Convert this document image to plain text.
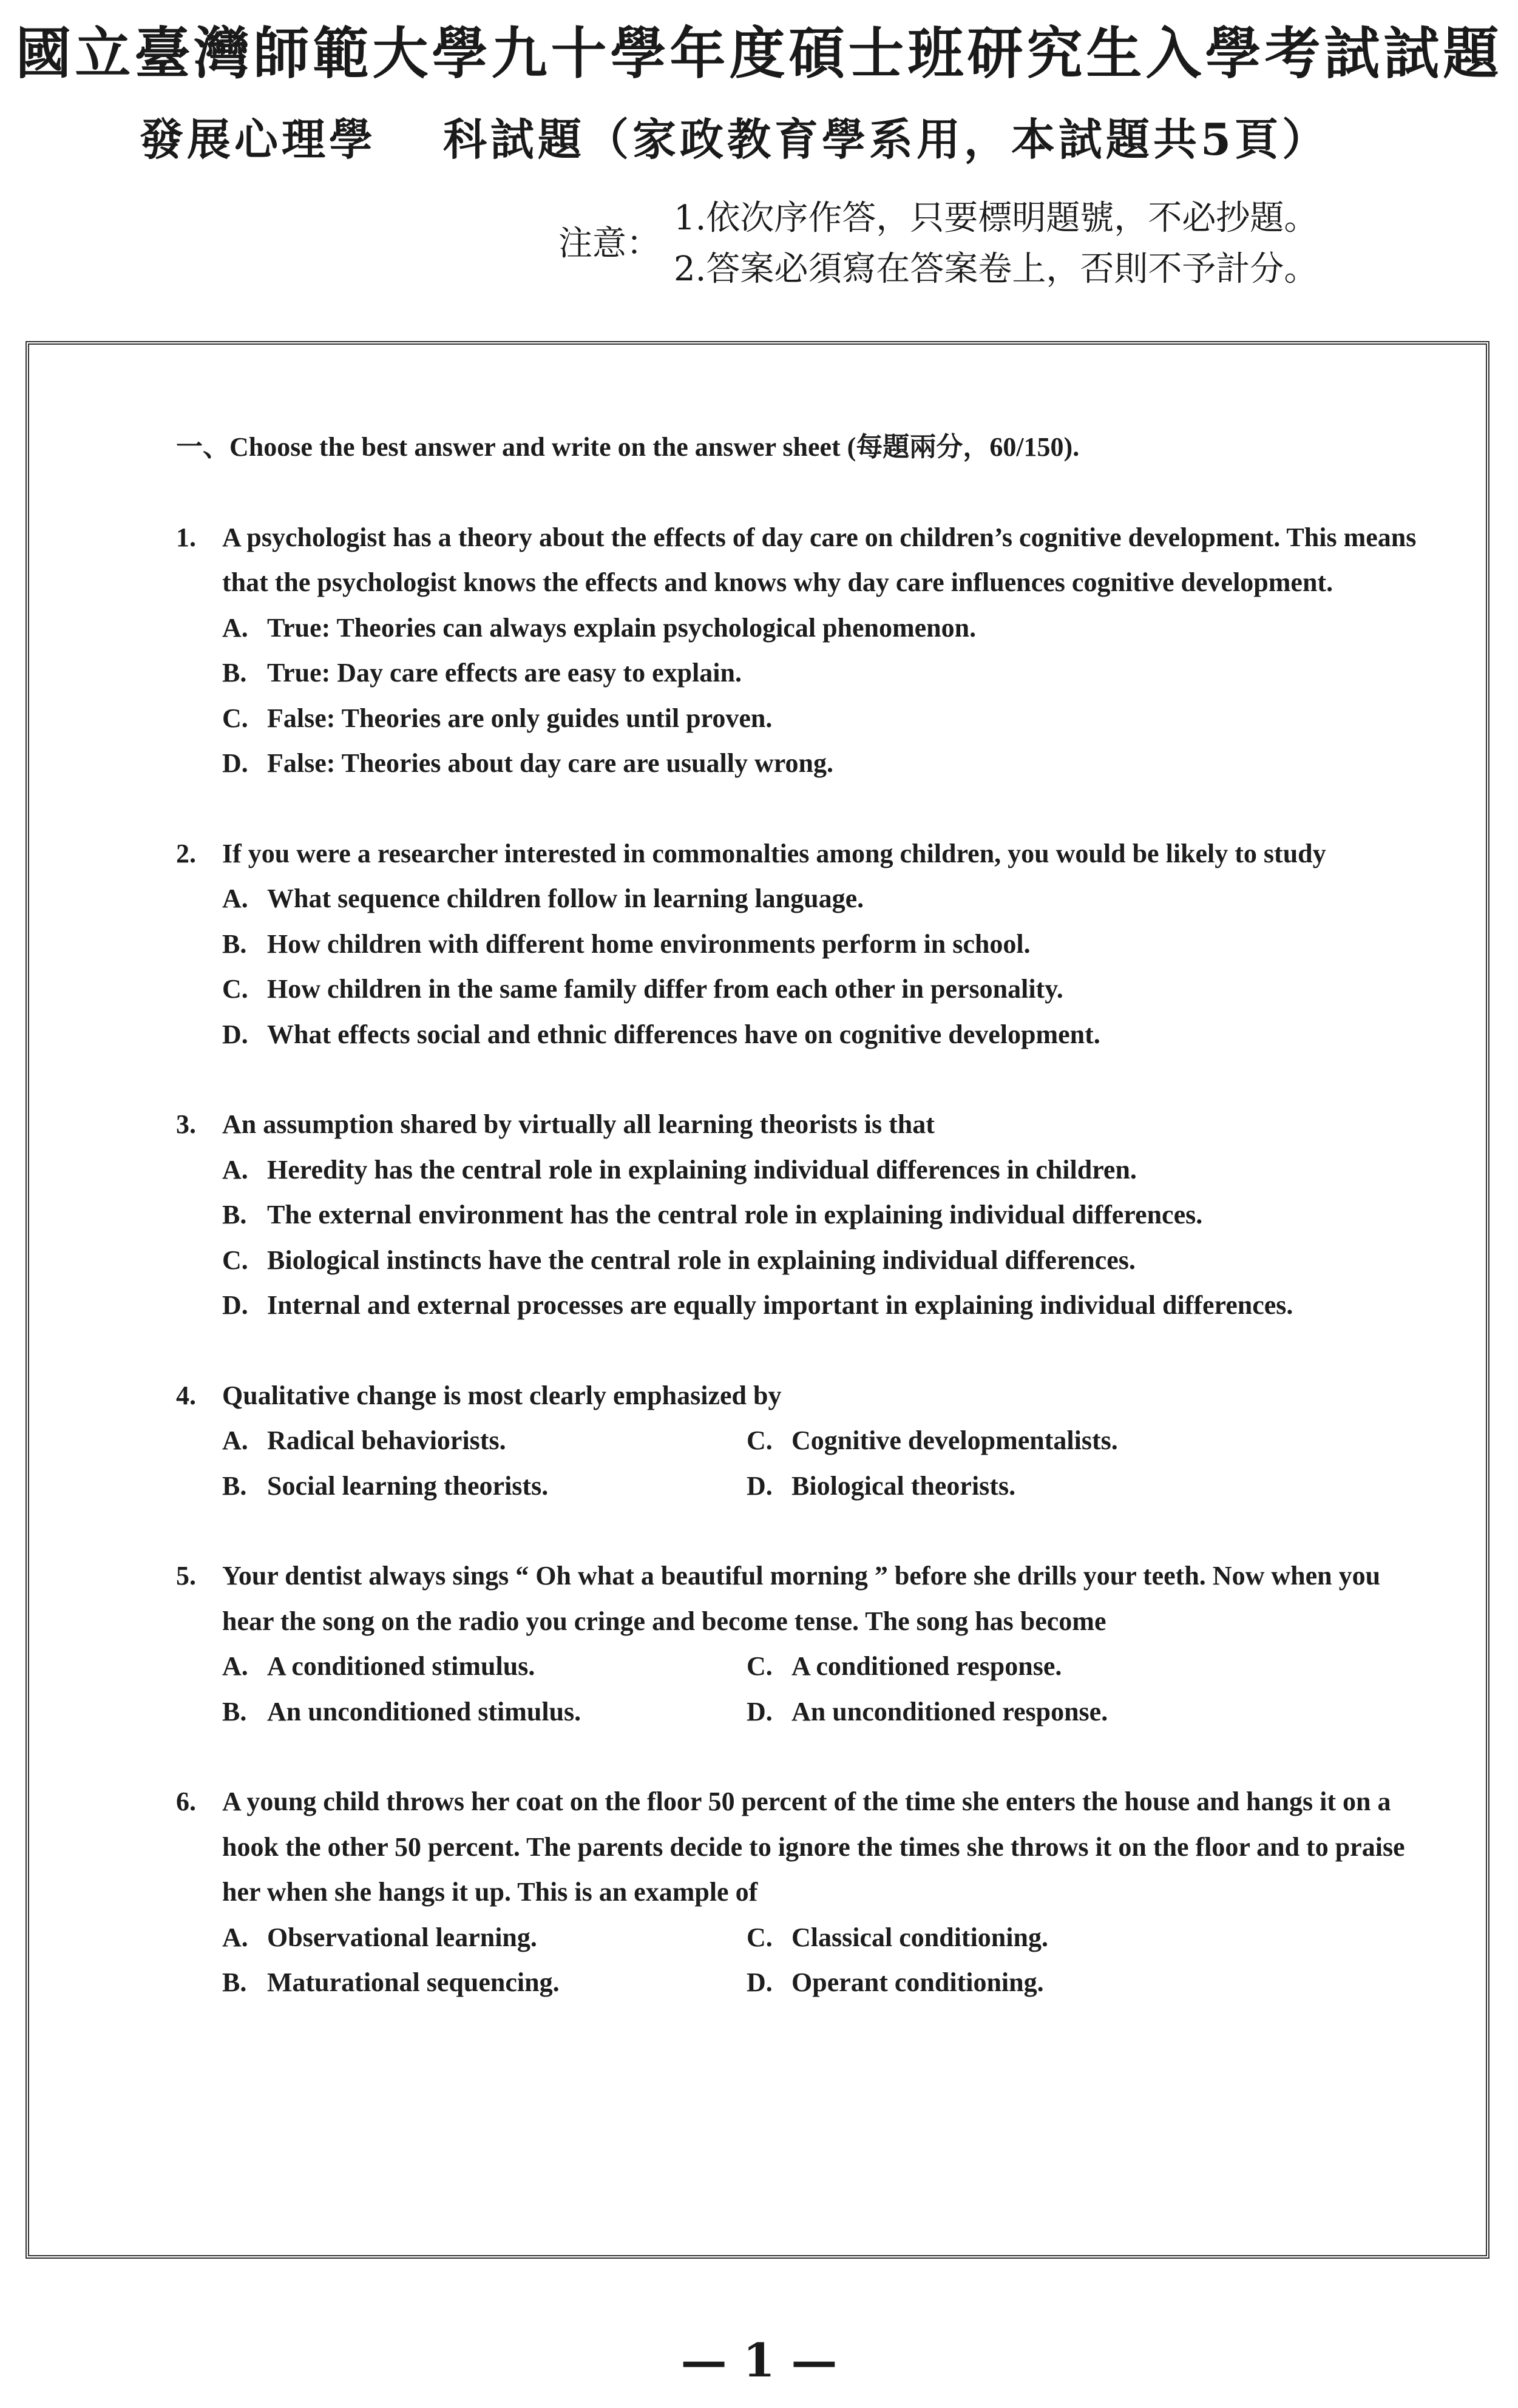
國立臺灣師範大學九十學年度碩士班研究生入學考試試題
發展心理學 科試題（家政教育學系用，本試題共5頁）
注意：
1.依次序作答，只要標明題號，不必抄題。
2.答案必須寫在答案卷上，否則不予計分。
一、Choose the best answer and write on the answer sheet (每題兩分，60/150).
1. A psychologist has a theory about the effects of day care on children’s cognitive development. This means that the psychologist knows the effects and knows why day care influences cognitive development.
A. True: Theories can always explain psychological phenomenon.
B. True: Day care effects are easy to explain.
C. False: Theories are only guides until proven.
D. False: Theories about day care are usually wrong.
2. If you were a researcher interested in commonalties among children, you would be likely to study
A. What sequence children follow in learning language.
B. How children with different home environments perform in school.
C. How children in the same family differ from each other in personality.
D. What effects social and ethnic differences have on cognitive development.
3. An assumption shared by virtually all learning theorists is that
A. Heredity has the central role in explaining individual differences in children.
B. The external environment has the central role in explaining individual differences.
C. Biological instincts have the central role in explaining individual differences.
D. Internal and external processes are equally important in explaining individual differences.
4. Qualitative change is most clearly emphasized by
A. Radical behaviorists.	C. Cognitive developmentalists.
B. Social learning theorists.	D. Biological theorists.
5. Your dentist always sings “ Oh what a beautiful morning ” before she drills your teeth. Now when you hear the song on the radio you cringe and become tense. The song has become
A. A conditioned stimulus.	C. A conditioned response.
B. An unconditioned stimulus.	D. An unconditioned response.
6. A young child throws her coat on the floor 50 percent of the time she enters the house and hangs it on a hook the other 50 percent. The parents decide to ignore the times she throws it on the floor and to praise her when she hangs it up. This is an example of
A. Observational learning.	C. Classical conditioning.
B. Maturational sequencing.	D. Operant conditioning.
— 1 —
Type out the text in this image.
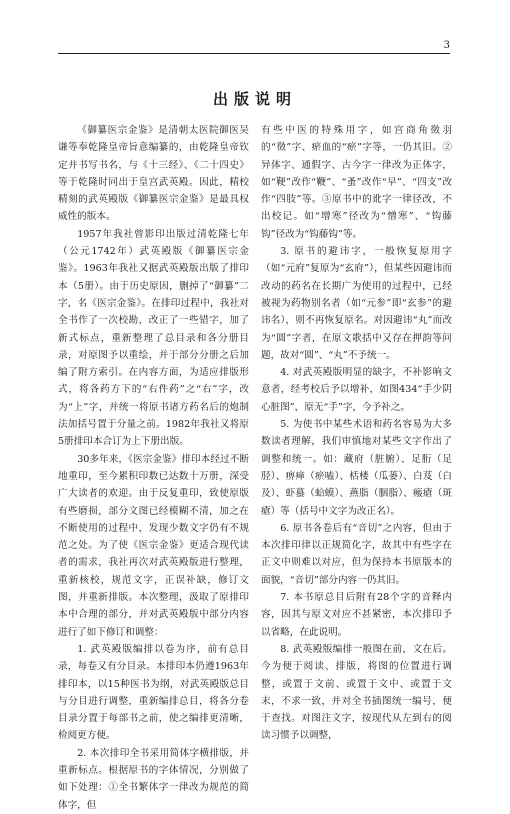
3
出版说明

《御纂医宗金鉴》是清朝太医院御医吴谦等奉乾隆皇帝旨意编纂的，由乾隆皇帝钦定并书写书名，与《十三经》、《二十四史》等于乾隆时同出于皇宫武英殿。因此，精校精刻的武英殿版《御纂医宗金鉴》是最具权威性的版本。

1957年我社曾影印出版过清乾隆七年（公元1742年）武英殿版《御纂医宗金鉴》。1963年我社又据武英殿版出版了排印本（5册）。由于历史原因，删掉了“御纂”二字，名《医宗金鉴》。在排印过程中，我社对全书作了一次校勘，改正了一些错字，加了新式标点，重新整理了总目录和各分册目录，对原图予以重绘，并于部分分册之后加编了附方索引。在内容方面，为适应排版形式，将各药方下的“右件药”之“右”字，改为“上”字，并统一将原书诸方药名后的炮制法加括号置于分量之前。1982年我社又将原5册排印本合订为上下册出版。

30多年来，《医宗金鉴》排印本经过不断地重印，至今累积印数已达数十万册，深受广大读者的欢迎。由于反复重印，致使原版有些磨损，部分文图已经模糊不清，加之在不断使用的过程中，发现少数文字仍有不规范之处。为了使《医宗金鉴》更适合现代读者的需求，我社再次对武英殿版进行整理，重新核校，规范文字，正误补缺，修订文图，并重新排版。本次整理，汲取了原排印本中合理的部分，并对武英殿版中部分内容进行了如下修订和调整：

1. 武英殿版编排以卷为序，前有总目录，每卷又有分目录。本排印本仍遵1963年排印本，以15种医书为纲，对武英殿版总目与分目进行调整，重新编排总目，将各分卷目录分置于每部书之前，使之编排更清晰，检阅更方便。

2. 本次排印全书采用简体字横排版，并重新标点。根据原书的字体情况，分别做了如下处理：①全书繁体字一律改为规范的简体字，但

有些中医的特殊用字，如宫商角徵羽的“徵”字、瘀血的“瘀”字等，一仍其旧。②异体字、通假字、古今字一律改为正体字，如“鞕”改作“鞭”、“蚤”改作“早”、“四支”改作“四肢”等。③原书中的讹字一律径改，不出校记。如“增寒”径改为“憎寒”、“钩藤钩”径改为“钩藤钩”等。

3. 原书的避讳字，一般恢复原用字（如“元府”复原为“玄府”），但某些因避讳而改动的药名在长期广为使用的过程中，已经被视为药物别名者（如“元参”即“玄参”的避讳名），则不再恢复原名。对因避讳“丸”而改为“圆”字者，在原文歌括中又存在押韵等问题，故对“圆”、“丸”不予统一。

4. 对武英殿版明显的缺字，不补影响文意者，经考校后予以增补，如图434“手少阴心脏图”，原无“手”字，今予补之。

5. 为使书中某些术语和药名容易为大多数读者理解，我们审慎地对某些文字作出了调整和统一。如：藏府（脏腑）、足胻（足胫）、痹瘅（瘀嗑）、栝楼（瓜蒌）、白芨（白及）、虾蟇（蛤蟆）、燕脂（胭脂）、瘢瘡（斑瘡）等（括号中文字为改正名）。

6. 原书各卷后有“音切”之内容，但由于本次排印律以正规简化字，故其中有些字在正文中则难以对应，但为保持本书原版本的面貌，“音切”部分内容一仍其旧。

7. 本书原总目后附有28个字的音释内容，因其与原文对应不甚紧密，本次排印予以省略，在此说明。

8. 武英殿版编排一般图在前，文在后。今为便于阅读、排版，将图的位置进行调整，或置于文前、或置于文中、或置于文末，不求一致，并对全书插图统一编号，便于查找。对图注文字，按现代从左到右的阅读习惯予以调整，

> [Aim]
Reproduce the full material exactly, excluding the pictures.

> [Solution below]
Convert this document image to plain text.
國立臺灣師範大學九十學年度碩士班研究生入學考試試題
發展心理學 科試題（家政教育學系用，本試題共5頁）
注意：
1.依次序作答，只要標明題號，不必抄題。
2.答案必須寫在答案卷上，否則不予計分。
一、Choose the best answer and write on the answer sheet (每題兩分，60/150).
1. A psychologist has a theory about the effects of day care on children’s cognitive development. This means that the psychologist knows the effects and knows why day care influences cognitive development.
A. True: Theories can always explain psychological phenomenon.
B. True: Day care effects are easy to explain.
C. False: Theories are only guides until proven.
D. False: Theories about day care are usually wrong.
2. If you were a researcher interested in commonalties among children, you would be likely to study
A. What sequence children follow in learning language.
B. How children with different home environments perform in school.
C. How children in the same family differ from each other in personality.
D. What effects social and ethnic differences have on cognitive development.
3. An assumption shared by virtually all learning theorists is that
A. Heredity has the central role in explaining individual differences in children.
B. The external environment has the central role in explaining individual differences.
C. Biological instincts have the central role in explaining individual differences.
D. Internal and external processes are equally important in explaining individual differences.
4. Qualitative change is most clearly emphasized by
A. Radical behaviorists.	C. Cognitive developmentalists.
B. Social learning theorists.	D. Biological theorists.
5. Your dentist always sings “ Oh what a beautiful morning ” before she drills your teeth. Now when you hear the song on the radio you cringe and become tense. The song has become
A. A conditioned stimulus.	C. A conditioned response.
B. An unconditioned stimulus.	D. An unconditioned response.
6. A young child throws her coat on the floor 50 percent of the time she enters the house and hangs it on a hook the other 50 percent. The parents decide to ignore the times she throws it on the floor and to praise her when she hangs it up. This is an example of
A. Observational learning.	C. Classical conditioning.
B. Maturational sequencing.	D. Operant conditioning.
— 1 —
Type out the text in this image.
3
出版说明

《御纂医宗金鉴》是清朝太医院御医吴谦等奉乾隆皇帝旨意编纂的，由乾隆皇帝钦定并书写书名，与《十三经》、《二十四史》等于乾隆时同出于皇宫武英殿。因此，精校精刻的武英殿版《御纂医宗金鉴》是最具权威性的版本。

1957年我社曾影印出版过清乾隆七年（公元1742年）武英殿版《御纂医宗金鉴》。1963年我社又据武英殿版出版了排印本（5册）。由于历史原因，删掉了“御纂”二字，名《医宗金鉴》。在排印过程中，我社对全书作了一次校勘，改正了一些错字，加了新式标点，重新整理了总目录和各分册目录，对原图予以重绘，并于部分分册之后加编了附方索引。在内容方面，为适应排版形式，将各药方下的“右件药”之“右”字，改为“上”字，并统一将原书诸方药名后的炮制法加括号置于分量之前。1982年我社又将原5册排印本合订为上下册出版。

30多年来，《医宗金鉴》排印本经过不断地重印，至今累积印数已达数十万册，深受广大读者的欢迎。由于反复重印，致使原版有些磨损，部分文图已经模糊不清，加之在不断使用的过程中，发现少数文字仍有不规范之处。为了使《医宗金鉴》更适合现代读者的需求，我社再次对武英殿版进行整理，重新核校，规范文字，正误补缺，修订文图，并重新排版。本次整理，汲取了原排印本中合理的部分，并对武英殿版中部分内容进行了如下修订和调整：

1. 武英殿版编排以卷为序，前有总目录，每卷又有分目录。本排印本仍遵1963年排印本，以15种医书为纲，对武英殿版总目与分目进行调整，重新编排总目，将各分卷目录分置于每部书之前，使之编排更清晰，检阅更方便。

2. 本次排印全书采用简体字横排版，并重新标点。根据原书的字体情况，分别做了如下处理：①全书繁体字一律改为规范的简体字，但

有些中医的特殊用字，如宫商角徵羽的“徵”字、瘀血的“瘀”字等，一仍其旧。②异体字、通假字、古今字一律改为正体字，如“鞕”改作“鞭”、“蚤”改作“早”、“四支”改作“四肢”等。③原书中的讹字一律径改，不出校记。如“增寒”径改为“憎寒”、“钩藤钩”径改为“钩藤钩”等。

3. 原书的避讳字，一般恢复原用字（如“元府”复原为“玄府”），但某些因避讳而改动的药名在长期广为使用的过程中，已经被视为药物别名者（如“元参”即“玄参”的避讳名），则不再恢复原名。对因避讳“丸”而改为“圆”字者，在原文歌括中又存在押韵等问题，故对“圆”、“丸”不予统一。

4. 对武英殿版明显的缺字，不补影响文意者，经考校后予以增补，如图434“手少阴心脏图”，原无“手”字，今予补之。

5. 为使书中某些术语和药名容易为大多数读者理解，我们审慎地对某些文字作出了调整和统一。如：藏府（脏腑）、足胻（足胫）、痹瘅（瘀嗑）、栝楼（瓜蒌）、白芨（白及）、虾蟇（蛤蟆）、燕脂（胭脂）、瘢瘡（斑瘡）等（括号中文字为改正名）。

6. 原书各卷后有“音切”之内容，但由于本次排印律以正规简化字，故其中有些字在正文中则难以对应，但为保持本书原版本的面貌，“音切”部分内容一仍其旧。

7. 本书原总目后附有28个字的音释内容，因其与原文对应不甚紧密，本次排印予以省略，在此说明。

8. 武英殿版编排一般图在前，文在后。今为便于阅读、排版，将图的位置进行调整，或置于文前、或置于文中、或置于文末，不求一致，并对全书插图统一编号，便于查找。对图注文字，按现代从左到右的阅读习惯予以调整，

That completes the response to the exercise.